> **Entries from a dataset**:
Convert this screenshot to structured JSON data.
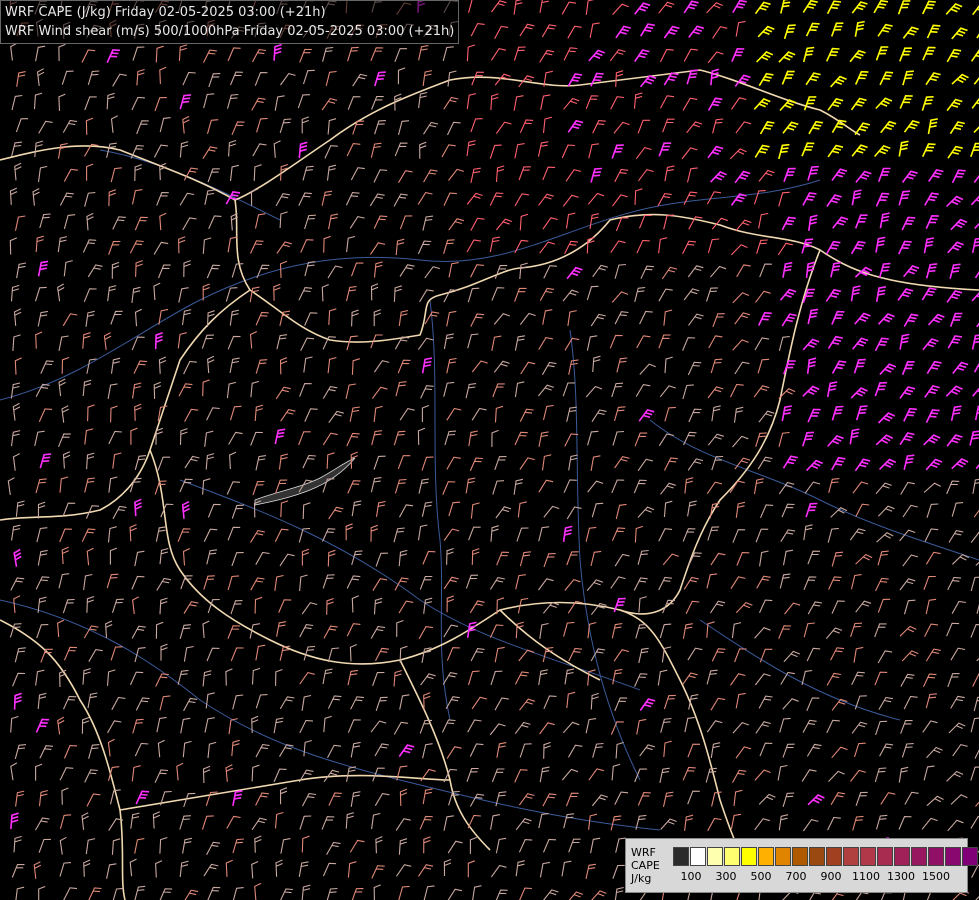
{
  "title": {
    "line1": "WRF CAPE (J/kg) Friday 02-05-2025 03:00 (+21h)",
    "line2": "WRF Wind shear (m/s) 500/1000hPa Friday 02-05-2025 03:00 (+21h)"
  },
  "legend": {
    "label_model": "WRF",
    "label_field": "CAPE",
    "label_unit": "J/kg",
    "swatch_colors": [
      "#2b2b2b",
      "#ffffff",
      "#ffffb0",
      "#ffff70",
      "#ffff00",
      "#ffb000",
      "#e08400",
      "#b05a00",
      "#9a4a10",
      "#a04020",
      "#b04040",
      "#b03848",
      "#a82c50",
      "#a02058",
      "#981860",
      "#901068",
      "#880870",
      "#800078"
    ],
    "tick_labels": [
      "100",
      "300",
      "500",
      "700",
      "900",
      "1100",
      "1300",
      "1500"
    ]
  },
  "colors": {
    "background": "#000000",
    "border": "#f0d8b0",
    "river": "#3a5a9a",
    "barb_low": "#c8a8a0",
    "barb_mid": "#e08878",
    "barb_high": "#ff6070",
    "barb_magenta": "#ff30ff",
    "barb_yellow": "#ffff00"
  }
}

> **Task to complete**:
Leave every image out, and retype the material exactly.

> **Output**:
Convert this screenshot to structured JSON data.
{
  "title": {
    "line1": "WRF CAPE (J/kg) Friday 02-05-2025 03:00 (+21h)",
    "line2": "WRF Wind shear (m/s) 500/1000hPa Friday 02-05-2025 03:00 (+21h)"
  },
  "legend": {
    "label_model": "WRF",
    "label_field": "CAPE",
    "label_unit": "J/kg",
    "swatch_colors": [
      "#2b2b2b",
      "#ffffff",
      "#ffffb0",
      "#ffff70",
      "#ffff00",
      "#ffb000",
      "#e08400",
      "#b05a00",
      "#9a4a10",
      "#a04020",
      "#b04040",
      "#b03848",
      "#a82c50",
      "#a02058",
      "#981860",
      "#901068",
      "#880870",
      "#800078"
    ],
    "tick_labels": [
      "100",
      "300",
      "500",
      "700",
      "900",
      "1100",
      "1300",
      "1500"
    ]
  },
  "colors": {
    "background": "#000000",
    "border": "#f0d8b0",
    "river": "#3a5a9a",
    "barb_low": "#c8a8a0",
    "barb_mid": "#e08878",
    "barb_high": "#ff6070",
    "barb_magenta": "#ff30ff",
    "barb_yellow": "#ffff00"
  }
}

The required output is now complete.